» Records for this task:
■ ■ ■ ■ ■ ■ ■

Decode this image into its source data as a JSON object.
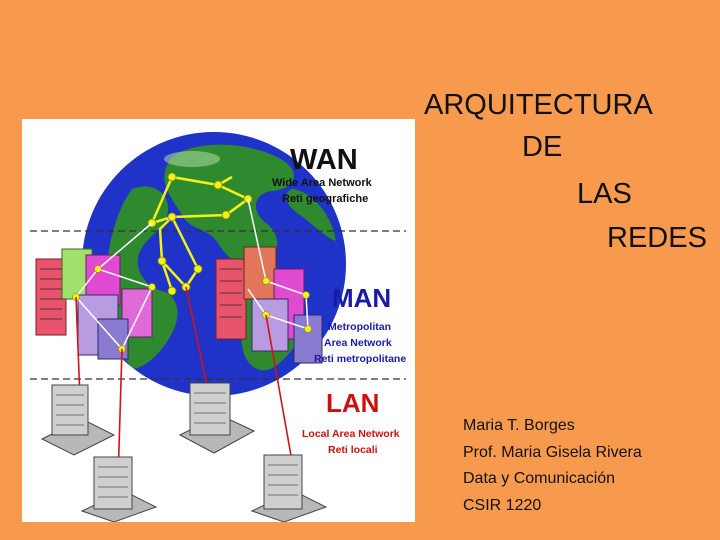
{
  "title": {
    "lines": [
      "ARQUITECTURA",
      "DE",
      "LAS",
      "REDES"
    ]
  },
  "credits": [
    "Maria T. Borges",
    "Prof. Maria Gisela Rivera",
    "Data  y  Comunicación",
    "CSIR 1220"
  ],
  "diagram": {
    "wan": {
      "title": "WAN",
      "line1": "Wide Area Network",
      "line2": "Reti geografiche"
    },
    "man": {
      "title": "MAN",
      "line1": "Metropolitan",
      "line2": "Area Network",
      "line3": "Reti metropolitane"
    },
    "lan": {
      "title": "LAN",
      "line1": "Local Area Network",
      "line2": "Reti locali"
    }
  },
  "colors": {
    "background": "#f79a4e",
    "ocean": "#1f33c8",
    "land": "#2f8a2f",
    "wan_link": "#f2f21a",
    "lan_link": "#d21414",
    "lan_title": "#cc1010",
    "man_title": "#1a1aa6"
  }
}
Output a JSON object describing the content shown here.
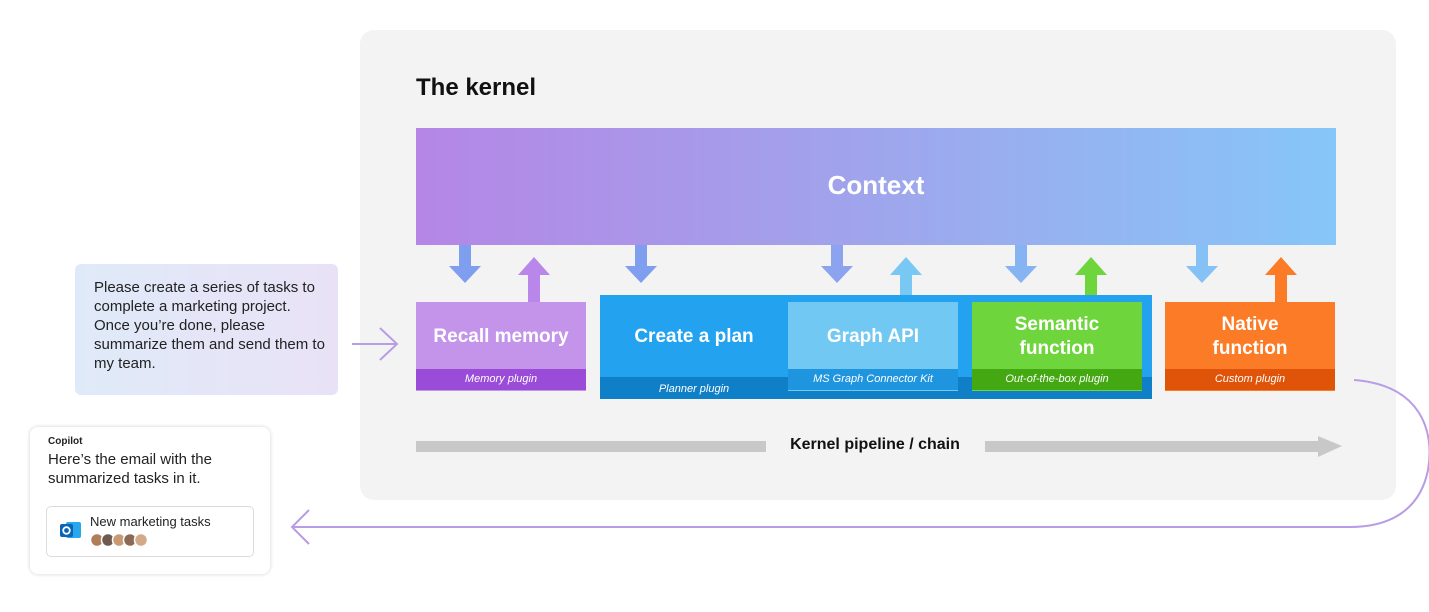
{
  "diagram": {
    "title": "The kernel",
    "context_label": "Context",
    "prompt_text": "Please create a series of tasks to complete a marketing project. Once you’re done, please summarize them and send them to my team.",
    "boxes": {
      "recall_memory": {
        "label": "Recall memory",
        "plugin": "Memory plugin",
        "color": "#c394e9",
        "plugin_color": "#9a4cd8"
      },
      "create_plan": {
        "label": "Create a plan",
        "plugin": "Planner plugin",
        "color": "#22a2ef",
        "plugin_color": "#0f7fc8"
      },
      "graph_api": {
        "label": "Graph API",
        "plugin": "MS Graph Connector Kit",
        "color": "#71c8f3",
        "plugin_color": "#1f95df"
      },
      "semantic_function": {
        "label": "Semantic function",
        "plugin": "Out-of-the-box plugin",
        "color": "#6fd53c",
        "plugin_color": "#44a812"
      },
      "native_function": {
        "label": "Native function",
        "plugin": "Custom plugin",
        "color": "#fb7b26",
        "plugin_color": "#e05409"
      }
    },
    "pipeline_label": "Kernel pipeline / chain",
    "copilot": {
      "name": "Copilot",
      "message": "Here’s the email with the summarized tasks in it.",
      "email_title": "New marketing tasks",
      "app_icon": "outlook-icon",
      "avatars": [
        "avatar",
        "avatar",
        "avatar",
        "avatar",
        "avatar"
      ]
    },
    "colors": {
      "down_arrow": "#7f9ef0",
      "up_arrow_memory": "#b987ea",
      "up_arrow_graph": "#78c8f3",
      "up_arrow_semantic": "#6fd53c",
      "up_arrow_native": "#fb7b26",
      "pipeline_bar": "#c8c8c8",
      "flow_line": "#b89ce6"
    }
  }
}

■ ■ ■ ■ ■ ■ ■

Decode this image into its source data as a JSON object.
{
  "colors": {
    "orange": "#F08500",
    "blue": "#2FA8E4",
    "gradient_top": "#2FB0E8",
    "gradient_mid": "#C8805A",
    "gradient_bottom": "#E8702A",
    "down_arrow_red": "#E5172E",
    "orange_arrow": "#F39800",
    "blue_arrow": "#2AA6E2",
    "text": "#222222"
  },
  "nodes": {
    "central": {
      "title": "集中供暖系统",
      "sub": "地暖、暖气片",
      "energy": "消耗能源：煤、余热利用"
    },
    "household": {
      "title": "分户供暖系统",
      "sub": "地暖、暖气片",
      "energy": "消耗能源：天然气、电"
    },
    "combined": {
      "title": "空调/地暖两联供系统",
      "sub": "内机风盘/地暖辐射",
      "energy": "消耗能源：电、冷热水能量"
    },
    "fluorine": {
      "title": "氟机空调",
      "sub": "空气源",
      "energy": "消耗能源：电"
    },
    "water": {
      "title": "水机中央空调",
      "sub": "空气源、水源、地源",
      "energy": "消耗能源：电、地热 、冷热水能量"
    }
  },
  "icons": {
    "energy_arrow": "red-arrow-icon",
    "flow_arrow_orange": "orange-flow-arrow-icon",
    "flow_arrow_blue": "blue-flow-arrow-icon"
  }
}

■ ■ ■ ■ ■ ■ ■

» Exercise description:
Gather and return every line that holds the string "Maria".

» Complete response:
    "Maria T. Borges",
    "Prof. Maria Gisela Rivera",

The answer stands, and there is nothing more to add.